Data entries
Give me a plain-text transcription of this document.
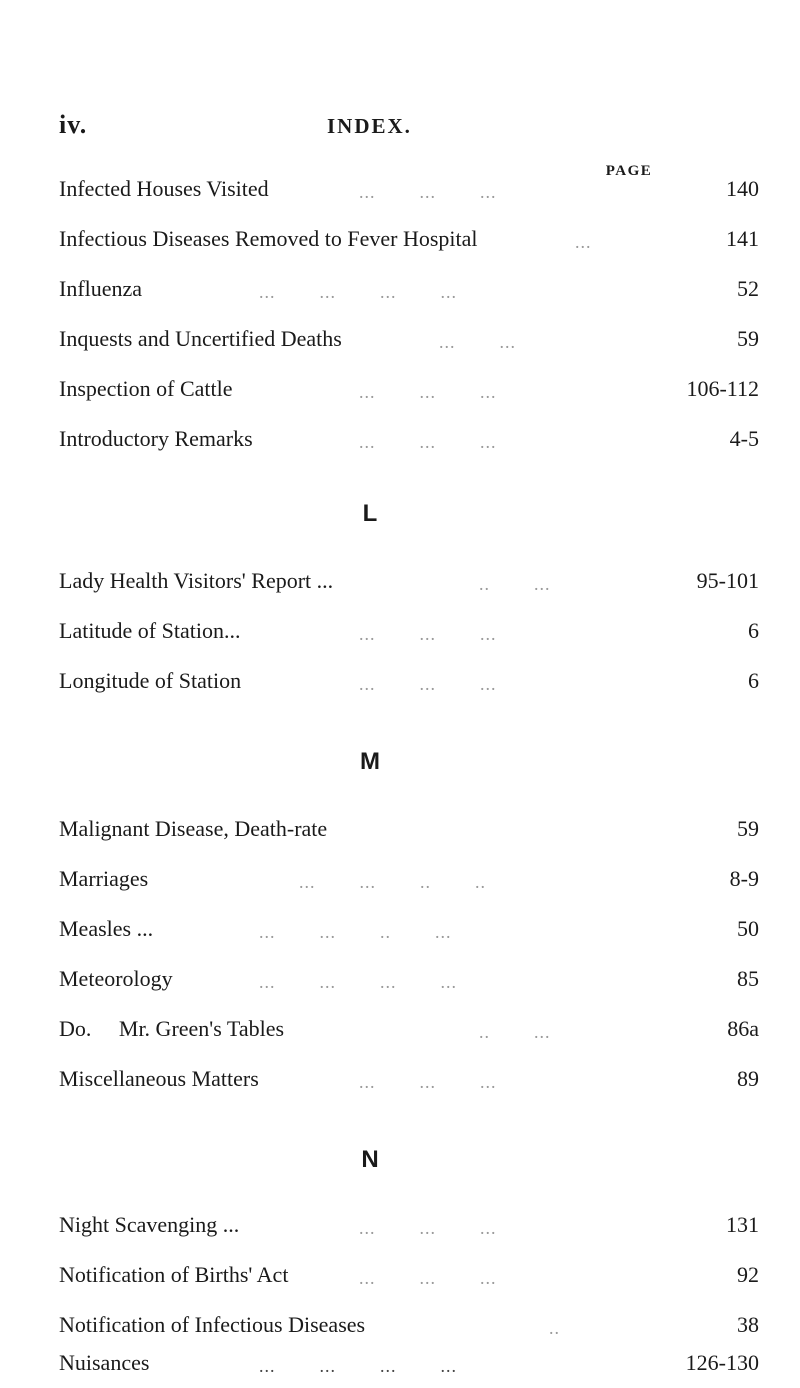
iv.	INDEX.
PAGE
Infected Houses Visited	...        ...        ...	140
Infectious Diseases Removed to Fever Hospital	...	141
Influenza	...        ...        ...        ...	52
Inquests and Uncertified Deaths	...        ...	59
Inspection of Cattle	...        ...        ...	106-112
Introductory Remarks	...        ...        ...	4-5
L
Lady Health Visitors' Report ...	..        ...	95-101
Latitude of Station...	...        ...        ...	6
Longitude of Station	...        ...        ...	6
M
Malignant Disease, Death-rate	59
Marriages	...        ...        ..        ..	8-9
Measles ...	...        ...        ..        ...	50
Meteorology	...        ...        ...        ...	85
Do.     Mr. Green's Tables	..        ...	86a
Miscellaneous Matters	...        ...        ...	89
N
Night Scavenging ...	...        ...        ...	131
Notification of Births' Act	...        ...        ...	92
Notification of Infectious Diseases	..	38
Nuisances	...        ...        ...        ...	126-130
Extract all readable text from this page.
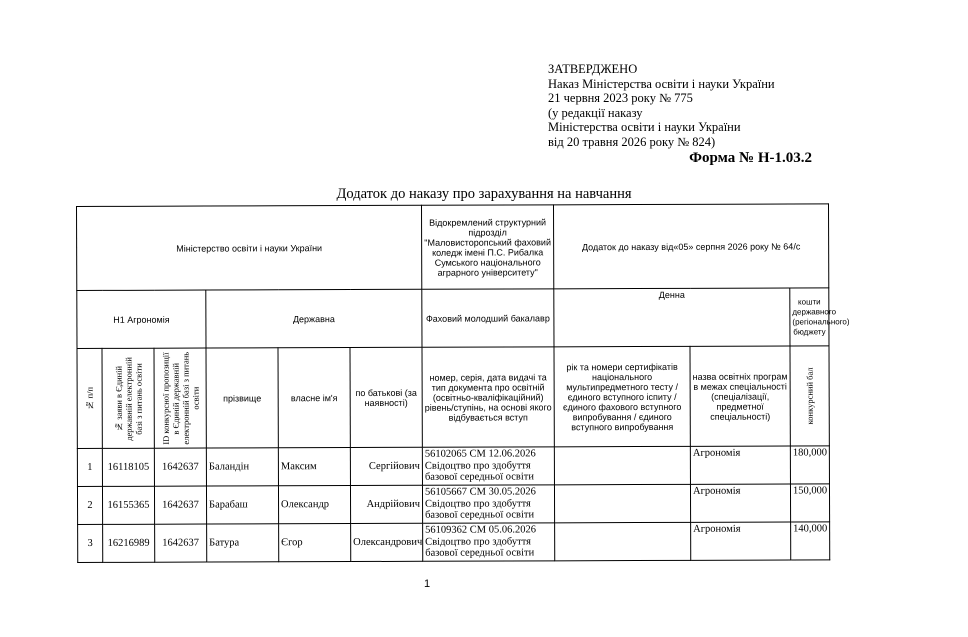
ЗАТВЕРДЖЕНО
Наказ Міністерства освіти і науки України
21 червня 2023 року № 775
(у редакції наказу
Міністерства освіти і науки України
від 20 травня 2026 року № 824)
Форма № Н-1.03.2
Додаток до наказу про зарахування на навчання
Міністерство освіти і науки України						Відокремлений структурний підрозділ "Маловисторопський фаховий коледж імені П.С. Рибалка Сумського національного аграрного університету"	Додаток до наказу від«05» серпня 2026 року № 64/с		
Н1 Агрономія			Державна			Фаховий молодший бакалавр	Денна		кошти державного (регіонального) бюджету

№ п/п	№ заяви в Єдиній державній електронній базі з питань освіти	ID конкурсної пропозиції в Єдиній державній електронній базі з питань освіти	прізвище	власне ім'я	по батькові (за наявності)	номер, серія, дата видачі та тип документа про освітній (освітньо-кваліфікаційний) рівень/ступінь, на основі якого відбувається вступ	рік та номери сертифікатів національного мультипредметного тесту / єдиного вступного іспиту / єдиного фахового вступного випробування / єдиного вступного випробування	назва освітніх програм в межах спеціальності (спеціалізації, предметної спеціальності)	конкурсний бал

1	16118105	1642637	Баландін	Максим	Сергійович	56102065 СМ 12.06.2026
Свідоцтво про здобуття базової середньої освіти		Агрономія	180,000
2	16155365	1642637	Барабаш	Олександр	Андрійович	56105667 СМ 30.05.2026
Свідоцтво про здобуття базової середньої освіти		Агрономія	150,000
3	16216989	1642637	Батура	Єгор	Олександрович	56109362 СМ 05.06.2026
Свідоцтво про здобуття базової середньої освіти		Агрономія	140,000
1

* [Goal of the exercise]: Transcribe the material exactly, keeping every word and none of the pictures.

* [Solution for this problem]:
Give me a plain-text transcription of this document.
iv.	INDEX.
PAGE
Infected Houses Visited	...        ...        ...	140
Infectious Diseases Removed to Fever Hospital	...	141
Influenza	...        ...        ...        ...	52
Inquests and Uncertified Deaths	...        ...	59
Inspection of Cattle	...        ...        ...	106-112
Introductory Remarks	...        ...        ...	4-5
L
Lady Health Visitors' Report ...	..        ...	95-101
Latitude of Station...	...        ...        ...	6
Longitude of Station	...        ...        ...	6
M
Malignant Disease, Death-rate	59
Marriages	...        ...        ..        ..	8-9
Measles ...	...        ...        ..        ...	50
Meteorology	...        ...        ...        ...	85
Do.     Mr. Green's Tables	..        ...	86a
Miscellaneous Matters	...        ...        ...	89
N
Night Scavenging ...	...        ...        ...	131
Notification of Births' Act	...        ...        ...	92
Notification of Infectious Diseases	..	38
Nuisances	...        ...        ...        ...	126-130
Extract all readable text from this page.
ЗАТВЕРДЖЕНО
Наказ Міністерства освіти і науки України
21 червня 2023 року № 775
(у редакції наказу
Міністерства освіти і науки України
від 20 травня 2026 року № 824)
Форма № Н-1.03.2
Додаток до наказу про зарахування на навчання
Міністерство освіти і науки України						Відокремлений структурний підрозділ "Маловисторопський фаховий коледж імені П.С. Рибалка Сумського національного аграрного університету"	Додаток до наказу від«05» серпня 2026 року № 64/с		
Н1 Агрономія			Державна			Фаховий молодший бакалавр	Денна		кошти державного (регіонального) бюджету

№ п/п	№ заяви в Єдиній державній електронній базі з питань освіти	ID конкурсної пропозиції в Єдиній державній електронній базі з питань освіти	прізвище	власне ім'я	по батькові (за наявності)	номер, серія, дата видачі та тип документа про освітній (освітньо-кваліфікаційний) рівень/ступінь, на основі якого відбувається вступ	рік та номери сертифікатів національного мультипредметного тесту / єдиного вступного іспиту / єдиного фахового вступного випробування / єдиного вступного випробування	назва освітніх програм в межах спеціальності (спеціалізації, предметної спеціальності)	конкурсний бал

1	16118105	1642637	Баландін	Максим	Сергійович	56102065 СМ 12.06.2026
Свідоцтво про здобуття базової середньої освіти		Агрономія	180,000
2	16155365	1642637	Барабаш	Олександр	Андрійович	56105667 СМ 30.05.2026
Свідоцтво про здобуття базової середньої освіти		Агрономія	150,000
3	16216989	1642637	Батура	Єгор	Олександрович	56109362 СМ 05.06.2026
Свідоцтво про здобуття базової середньої освіти		Агрономія	140,000
1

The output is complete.